* Your objective *
Pick out the lines below that include the string "форме".

* Rows *
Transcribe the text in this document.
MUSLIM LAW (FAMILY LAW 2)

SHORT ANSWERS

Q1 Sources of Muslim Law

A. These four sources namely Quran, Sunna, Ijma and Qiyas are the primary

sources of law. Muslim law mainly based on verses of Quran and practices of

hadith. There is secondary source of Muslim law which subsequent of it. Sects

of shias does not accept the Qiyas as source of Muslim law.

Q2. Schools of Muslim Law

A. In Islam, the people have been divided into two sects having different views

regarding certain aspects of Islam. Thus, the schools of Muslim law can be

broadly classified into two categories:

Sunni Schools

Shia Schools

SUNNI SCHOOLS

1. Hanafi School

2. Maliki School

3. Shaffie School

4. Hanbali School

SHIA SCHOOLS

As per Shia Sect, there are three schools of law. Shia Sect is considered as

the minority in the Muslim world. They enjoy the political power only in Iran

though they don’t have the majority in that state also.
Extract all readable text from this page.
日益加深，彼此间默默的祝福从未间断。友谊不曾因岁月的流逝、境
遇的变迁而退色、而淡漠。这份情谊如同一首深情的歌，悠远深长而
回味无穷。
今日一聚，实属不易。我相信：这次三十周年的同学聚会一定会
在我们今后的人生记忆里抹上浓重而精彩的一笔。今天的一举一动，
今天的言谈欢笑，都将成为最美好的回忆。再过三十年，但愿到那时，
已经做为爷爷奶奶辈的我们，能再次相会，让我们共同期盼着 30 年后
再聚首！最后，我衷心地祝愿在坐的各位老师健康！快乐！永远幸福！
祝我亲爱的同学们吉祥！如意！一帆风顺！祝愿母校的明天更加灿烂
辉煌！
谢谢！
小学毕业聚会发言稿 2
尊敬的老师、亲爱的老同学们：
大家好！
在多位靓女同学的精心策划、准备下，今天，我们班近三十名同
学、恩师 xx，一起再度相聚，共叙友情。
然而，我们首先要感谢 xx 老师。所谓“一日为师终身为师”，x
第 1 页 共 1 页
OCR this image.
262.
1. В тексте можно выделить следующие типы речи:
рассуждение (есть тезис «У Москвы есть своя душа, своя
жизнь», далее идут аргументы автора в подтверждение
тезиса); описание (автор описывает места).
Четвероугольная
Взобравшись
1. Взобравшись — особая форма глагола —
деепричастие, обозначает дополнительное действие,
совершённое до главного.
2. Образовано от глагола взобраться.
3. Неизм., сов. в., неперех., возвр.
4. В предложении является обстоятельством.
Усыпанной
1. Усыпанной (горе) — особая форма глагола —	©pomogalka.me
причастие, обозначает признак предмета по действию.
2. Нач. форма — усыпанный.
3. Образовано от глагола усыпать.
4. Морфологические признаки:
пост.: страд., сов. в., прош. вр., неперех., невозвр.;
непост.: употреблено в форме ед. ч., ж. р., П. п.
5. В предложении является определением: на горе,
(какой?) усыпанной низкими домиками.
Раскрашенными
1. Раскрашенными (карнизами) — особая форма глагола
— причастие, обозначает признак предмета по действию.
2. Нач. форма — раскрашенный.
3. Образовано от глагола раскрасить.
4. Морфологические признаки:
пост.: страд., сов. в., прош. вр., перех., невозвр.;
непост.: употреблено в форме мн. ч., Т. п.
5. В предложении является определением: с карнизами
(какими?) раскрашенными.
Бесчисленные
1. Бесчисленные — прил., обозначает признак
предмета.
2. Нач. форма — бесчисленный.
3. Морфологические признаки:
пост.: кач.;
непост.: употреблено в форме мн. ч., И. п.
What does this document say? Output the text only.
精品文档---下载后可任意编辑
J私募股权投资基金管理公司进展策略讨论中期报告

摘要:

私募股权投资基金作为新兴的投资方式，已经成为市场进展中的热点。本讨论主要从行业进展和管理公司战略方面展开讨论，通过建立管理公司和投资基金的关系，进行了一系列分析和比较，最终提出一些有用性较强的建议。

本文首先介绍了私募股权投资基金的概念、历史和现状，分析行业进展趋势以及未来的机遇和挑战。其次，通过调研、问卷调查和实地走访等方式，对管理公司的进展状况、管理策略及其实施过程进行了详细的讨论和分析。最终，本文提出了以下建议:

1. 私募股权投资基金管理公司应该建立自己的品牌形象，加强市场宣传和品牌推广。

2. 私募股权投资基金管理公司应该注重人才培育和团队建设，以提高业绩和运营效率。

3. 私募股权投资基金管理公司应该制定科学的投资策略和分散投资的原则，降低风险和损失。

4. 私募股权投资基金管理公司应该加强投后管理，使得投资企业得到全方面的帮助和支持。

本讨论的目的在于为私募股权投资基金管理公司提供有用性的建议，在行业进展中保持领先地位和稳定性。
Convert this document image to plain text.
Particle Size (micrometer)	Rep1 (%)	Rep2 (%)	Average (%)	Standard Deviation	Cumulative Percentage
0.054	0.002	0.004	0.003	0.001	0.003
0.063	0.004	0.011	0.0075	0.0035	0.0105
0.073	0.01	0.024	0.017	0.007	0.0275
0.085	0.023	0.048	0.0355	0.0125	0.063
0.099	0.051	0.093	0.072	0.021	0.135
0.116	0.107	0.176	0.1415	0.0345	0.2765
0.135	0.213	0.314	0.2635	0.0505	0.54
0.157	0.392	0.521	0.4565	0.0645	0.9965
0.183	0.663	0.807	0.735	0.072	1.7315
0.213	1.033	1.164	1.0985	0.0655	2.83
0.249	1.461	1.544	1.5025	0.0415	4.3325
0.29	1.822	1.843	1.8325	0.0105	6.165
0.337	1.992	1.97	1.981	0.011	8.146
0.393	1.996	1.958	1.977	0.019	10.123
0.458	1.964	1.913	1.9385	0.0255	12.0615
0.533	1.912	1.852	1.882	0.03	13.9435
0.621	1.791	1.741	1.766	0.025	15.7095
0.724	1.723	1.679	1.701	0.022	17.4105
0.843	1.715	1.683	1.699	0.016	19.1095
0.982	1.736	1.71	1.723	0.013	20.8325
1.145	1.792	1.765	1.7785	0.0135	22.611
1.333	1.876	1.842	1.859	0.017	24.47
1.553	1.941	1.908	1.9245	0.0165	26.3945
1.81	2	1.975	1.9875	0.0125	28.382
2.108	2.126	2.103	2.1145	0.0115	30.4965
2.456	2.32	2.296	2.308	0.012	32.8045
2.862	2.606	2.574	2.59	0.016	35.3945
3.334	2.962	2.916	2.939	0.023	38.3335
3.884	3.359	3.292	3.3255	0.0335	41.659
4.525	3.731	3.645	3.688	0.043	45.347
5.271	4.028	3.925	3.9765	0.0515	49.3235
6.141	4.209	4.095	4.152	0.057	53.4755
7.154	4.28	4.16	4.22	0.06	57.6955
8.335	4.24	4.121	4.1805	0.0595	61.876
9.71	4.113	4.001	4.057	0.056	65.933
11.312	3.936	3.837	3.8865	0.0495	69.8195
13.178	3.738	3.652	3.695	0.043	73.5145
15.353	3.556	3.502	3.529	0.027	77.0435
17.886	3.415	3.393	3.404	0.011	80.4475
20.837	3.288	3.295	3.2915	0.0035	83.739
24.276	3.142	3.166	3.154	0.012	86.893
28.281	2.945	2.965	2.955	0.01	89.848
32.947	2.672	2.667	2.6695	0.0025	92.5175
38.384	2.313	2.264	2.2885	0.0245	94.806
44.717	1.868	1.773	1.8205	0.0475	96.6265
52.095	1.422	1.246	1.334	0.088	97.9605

* Written solution *
непост.: употреблено в форме ед. ч., ж. р., П. п.
непост.: употреблено в форме мн. ч., Т. п.
непост.: употреблено в форме мн. ч., И. п.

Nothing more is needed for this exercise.